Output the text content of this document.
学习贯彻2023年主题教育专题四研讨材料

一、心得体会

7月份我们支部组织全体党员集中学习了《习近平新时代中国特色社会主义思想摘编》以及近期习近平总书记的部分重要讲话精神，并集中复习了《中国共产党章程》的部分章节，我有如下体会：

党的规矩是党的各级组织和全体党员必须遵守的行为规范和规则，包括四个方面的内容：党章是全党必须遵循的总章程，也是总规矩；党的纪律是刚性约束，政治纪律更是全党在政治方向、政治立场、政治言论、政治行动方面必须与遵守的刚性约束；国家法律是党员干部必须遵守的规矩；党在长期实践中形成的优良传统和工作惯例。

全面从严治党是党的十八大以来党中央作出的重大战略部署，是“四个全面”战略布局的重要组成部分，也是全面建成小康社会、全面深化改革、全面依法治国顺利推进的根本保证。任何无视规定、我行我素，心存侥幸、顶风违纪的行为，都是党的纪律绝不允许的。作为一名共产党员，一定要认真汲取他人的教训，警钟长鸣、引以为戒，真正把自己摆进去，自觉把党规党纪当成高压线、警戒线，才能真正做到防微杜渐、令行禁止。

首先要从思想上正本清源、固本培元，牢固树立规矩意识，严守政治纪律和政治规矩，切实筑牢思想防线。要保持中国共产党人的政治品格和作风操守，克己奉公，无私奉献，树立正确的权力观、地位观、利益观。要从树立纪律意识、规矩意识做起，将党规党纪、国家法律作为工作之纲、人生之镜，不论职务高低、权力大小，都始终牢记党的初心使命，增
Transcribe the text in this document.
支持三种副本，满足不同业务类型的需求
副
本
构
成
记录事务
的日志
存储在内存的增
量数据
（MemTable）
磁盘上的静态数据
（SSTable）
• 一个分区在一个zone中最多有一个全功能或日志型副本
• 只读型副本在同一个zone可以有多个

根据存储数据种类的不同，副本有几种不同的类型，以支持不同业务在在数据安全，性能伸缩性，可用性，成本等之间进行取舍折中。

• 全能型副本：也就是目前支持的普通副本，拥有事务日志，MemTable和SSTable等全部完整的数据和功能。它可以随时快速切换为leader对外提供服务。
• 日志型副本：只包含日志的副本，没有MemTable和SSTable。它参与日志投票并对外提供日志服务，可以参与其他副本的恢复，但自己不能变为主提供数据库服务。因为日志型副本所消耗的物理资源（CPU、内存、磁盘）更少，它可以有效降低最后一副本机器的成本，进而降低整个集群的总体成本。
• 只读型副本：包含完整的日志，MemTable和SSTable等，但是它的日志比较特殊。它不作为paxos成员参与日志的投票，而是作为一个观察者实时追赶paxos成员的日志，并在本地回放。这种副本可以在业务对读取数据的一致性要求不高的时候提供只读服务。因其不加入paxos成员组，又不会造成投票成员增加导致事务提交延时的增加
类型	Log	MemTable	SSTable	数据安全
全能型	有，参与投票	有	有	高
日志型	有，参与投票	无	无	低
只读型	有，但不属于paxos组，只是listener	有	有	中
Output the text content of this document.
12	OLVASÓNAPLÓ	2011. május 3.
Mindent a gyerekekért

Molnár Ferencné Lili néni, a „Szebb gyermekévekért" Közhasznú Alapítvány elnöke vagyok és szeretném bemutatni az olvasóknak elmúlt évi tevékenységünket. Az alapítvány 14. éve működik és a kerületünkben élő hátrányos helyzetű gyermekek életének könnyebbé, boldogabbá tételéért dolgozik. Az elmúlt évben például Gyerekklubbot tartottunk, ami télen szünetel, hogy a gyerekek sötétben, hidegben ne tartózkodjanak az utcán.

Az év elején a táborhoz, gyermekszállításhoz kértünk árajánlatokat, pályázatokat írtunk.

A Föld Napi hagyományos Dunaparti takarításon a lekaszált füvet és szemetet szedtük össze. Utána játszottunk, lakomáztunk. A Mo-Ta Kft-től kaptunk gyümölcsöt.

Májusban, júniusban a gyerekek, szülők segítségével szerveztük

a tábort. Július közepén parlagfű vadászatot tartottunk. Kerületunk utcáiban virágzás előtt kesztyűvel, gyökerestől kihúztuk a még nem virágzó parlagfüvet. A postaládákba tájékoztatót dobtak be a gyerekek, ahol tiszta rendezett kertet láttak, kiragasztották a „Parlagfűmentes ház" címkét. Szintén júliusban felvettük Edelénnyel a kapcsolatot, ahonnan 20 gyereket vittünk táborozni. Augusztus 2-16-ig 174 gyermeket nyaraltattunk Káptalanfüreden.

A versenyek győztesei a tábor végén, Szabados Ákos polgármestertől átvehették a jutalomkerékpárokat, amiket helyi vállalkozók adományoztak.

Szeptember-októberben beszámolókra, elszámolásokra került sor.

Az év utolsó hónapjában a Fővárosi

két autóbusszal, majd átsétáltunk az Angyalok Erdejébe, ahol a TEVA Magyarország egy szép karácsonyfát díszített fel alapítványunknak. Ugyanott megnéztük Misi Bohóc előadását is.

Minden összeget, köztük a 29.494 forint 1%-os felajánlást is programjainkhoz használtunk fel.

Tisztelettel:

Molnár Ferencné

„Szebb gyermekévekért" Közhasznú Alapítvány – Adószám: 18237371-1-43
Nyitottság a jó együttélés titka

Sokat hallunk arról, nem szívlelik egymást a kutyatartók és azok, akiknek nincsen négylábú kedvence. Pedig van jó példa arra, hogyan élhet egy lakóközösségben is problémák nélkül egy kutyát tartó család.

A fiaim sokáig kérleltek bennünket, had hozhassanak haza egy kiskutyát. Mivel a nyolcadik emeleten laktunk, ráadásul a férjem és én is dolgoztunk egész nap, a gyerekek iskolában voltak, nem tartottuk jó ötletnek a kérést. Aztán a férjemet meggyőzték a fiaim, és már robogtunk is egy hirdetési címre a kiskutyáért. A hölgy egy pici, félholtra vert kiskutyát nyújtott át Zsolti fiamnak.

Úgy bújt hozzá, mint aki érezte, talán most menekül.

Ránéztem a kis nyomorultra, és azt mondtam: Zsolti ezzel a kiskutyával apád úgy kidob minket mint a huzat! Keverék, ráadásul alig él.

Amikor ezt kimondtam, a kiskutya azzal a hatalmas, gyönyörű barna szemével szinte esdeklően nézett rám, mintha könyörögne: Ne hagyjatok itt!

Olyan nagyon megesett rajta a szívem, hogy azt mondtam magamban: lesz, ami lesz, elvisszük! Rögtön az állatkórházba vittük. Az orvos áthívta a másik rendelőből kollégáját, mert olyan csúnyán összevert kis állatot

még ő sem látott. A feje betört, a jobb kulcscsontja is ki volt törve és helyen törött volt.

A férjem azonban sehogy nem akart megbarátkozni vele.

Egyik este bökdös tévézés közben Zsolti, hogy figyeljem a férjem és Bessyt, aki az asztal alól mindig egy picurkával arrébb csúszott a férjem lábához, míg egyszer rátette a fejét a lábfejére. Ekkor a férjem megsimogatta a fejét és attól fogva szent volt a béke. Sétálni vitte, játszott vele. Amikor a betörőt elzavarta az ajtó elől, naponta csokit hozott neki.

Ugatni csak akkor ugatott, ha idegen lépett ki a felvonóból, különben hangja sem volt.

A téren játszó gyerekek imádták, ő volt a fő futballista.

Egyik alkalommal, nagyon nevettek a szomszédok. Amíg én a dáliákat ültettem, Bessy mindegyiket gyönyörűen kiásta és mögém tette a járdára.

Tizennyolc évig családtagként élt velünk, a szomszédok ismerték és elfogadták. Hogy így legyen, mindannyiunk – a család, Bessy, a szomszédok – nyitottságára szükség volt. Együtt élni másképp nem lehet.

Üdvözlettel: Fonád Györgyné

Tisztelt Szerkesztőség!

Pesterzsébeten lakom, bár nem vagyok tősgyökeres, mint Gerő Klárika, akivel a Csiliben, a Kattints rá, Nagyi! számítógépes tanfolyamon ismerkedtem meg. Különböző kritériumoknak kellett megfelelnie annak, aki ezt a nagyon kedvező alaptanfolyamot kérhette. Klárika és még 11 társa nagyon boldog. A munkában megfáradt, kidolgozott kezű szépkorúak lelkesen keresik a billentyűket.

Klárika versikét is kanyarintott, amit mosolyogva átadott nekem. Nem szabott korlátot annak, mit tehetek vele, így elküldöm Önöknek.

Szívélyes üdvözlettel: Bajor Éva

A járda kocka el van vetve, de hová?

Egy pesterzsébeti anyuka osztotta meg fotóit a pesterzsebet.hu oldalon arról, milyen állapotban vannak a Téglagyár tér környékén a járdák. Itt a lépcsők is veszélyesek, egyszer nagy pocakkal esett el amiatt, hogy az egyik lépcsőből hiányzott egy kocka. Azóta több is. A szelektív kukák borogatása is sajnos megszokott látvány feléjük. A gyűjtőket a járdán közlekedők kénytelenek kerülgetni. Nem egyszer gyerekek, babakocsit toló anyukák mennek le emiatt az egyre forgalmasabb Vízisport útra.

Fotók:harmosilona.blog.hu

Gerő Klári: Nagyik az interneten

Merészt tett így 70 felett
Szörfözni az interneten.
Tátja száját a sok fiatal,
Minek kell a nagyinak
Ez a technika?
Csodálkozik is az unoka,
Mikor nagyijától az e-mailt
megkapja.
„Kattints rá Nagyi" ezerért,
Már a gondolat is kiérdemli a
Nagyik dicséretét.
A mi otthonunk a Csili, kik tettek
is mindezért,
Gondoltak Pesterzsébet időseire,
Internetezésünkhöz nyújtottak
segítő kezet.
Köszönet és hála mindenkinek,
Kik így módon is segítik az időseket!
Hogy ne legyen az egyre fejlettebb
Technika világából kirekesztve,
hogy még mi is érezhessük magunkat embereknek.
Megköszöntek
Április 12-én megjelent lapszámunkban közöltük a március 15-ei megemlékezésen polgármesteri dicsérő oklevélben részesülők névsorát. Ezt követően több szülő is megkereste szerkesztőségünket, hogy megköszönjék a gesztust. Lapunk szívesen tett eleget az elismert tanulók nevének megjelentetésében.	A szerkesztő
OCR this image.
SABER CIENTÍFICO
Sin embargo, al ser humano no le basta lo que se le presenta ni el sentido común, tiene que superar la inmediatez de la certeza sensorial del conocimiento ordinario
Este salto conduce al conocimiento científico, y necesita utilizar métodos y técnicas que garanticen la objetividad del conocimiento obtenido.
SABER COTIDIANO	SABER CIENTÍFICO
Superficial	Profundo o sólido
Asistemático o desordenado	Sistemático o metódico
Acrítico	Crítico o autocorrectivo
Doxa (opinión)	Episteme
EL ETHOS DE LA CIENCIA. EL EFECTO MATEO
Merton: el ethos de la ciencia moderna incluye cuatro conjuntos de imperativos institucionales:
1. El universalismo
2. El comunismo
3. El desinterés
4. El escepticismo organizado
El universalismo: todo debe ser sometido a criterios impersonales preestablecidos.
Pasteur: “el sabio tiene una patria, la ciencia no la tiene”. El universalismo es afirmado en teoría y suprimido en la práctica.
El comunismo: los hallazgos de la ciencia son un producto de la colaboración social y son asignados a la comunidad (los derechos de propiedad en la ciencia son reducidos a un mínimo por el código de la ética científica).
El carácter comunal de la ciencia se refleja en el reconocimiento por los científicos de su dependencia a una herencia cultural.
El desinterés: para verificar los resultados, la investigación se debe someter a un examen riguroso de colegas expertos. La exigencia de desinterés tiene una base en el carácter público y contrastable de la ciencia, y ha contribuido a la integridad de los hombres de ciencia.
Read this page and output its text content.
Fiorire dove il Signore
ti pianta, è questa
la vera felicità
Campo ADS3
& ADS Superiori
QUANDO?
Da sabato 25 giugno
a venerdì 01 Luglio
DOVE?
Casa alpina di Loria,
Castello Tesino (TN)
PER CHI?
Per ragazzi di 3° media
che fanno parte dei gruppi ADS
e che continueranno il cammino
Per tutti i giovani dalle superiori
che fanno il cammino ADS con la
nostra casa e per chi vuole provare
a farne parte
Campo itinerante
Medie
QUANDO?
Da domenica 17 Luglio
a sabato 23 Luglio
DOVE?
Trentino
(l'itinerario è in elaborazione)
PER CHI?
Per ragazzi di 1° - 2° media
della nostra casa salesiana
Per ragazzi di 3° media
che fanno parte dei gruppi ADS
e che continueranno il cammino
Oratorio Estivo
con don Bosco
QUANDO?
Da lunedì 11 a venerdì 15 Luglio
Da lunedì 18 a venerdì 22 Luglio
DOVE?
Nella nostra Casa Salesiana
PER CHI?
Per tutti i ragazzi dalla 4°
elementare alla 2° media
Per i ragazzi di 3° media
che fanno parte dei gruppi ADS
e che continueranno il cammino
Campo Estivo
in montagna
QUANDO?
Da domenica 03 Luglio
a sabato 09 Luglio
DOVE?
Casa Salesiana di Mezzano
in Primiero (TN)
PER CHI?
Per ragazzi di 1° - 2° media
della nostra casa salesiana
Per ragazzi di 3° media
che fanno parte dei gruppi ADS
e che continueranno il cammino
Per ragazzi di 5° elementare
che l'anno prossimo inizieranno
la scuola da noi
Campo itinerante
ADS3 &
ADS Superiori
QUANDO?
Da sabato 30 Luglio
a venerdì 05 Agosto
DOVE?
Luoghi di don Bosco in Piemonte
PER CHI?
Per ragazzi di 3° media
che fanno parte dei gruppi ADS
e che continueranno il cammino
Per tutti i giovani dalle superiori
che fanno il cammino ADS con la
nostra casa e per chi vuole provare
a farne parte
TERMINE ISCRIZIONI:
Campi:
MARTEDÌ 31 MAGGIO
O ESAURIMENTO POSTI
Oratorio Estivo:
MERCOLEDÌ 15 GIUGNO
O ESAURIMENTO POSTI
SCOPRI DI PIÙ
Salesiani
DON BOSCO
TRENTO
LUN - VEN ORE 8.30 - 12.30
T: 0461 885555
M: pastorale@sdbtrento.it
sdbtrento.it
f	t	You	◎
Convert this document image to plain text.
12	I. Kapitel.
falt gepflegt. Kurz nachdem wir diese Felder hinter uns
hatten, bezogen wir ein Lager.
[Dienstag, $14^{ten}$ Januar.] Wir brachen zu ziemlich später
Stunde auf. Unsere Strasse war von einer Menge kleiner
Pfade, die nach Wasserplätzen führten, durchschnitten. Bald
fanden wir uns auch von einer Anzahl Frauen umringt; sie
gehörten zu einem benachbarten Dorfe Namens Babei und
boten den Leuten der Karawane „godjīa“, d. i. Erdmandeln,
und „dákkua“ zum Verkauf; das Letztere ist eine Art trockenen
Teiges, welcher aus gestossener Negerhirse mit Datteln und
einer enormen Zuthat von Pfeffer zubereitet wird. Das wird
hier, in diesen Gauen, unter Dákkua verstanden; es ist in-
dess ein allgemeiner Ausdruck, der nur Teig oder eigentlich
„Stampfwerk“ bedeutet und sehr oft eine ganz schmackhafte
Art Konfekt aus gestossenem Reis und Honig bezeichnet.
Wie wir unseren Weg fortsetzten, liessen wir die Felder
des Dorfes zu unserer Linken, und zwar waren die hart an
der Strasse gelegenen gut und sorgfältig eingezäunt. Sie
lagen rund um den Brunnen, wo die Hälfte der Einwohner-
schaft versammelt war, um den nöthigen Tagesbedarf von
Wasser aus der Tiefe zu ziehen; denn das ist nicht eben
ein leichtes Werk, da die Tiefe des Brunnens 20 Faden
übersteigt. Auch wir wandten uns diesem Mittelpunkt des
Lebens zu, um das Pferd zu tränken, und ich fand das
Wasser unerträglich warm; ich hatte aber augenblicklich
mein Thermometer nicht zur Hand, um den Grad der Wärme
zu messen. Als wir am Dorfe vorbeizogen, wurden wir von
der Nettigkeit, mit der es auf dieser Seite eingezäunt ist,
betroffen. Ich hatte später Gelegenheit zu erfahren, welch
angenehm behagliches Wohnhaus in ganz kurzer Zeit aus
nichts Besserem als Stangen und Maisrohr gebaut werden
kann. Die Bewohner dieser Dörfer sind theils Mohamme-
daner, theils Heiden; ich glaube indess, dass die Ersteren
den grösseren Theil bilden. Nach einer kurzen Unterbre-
= = =
From the data above, copy each line that holds "Szebb".

Completed task ▸
Molnár Ferencné Lili néni, a „Szebb gyermekévekért" Közhasznú Alapítvány elnöke vagyok és szeretném bemutatni az olvasóknak elmúlt évi tevékenységünket. Az alapítvány 14. éve működik és a kerületünkben élő hátrányos helyzetű gyermekek életének könnyebbé, boldogabbá tételéért dolgozik. Az elmúlt évben például Gyerekklubbot tartottunk, ami télen szünetel, hogy a gyerekek sötétben, hidegben ne tartózkodjanak az utcán.
„Szebb gyermekévekért" Közhasznú Alapítvány – Adószám: 18237371-1-43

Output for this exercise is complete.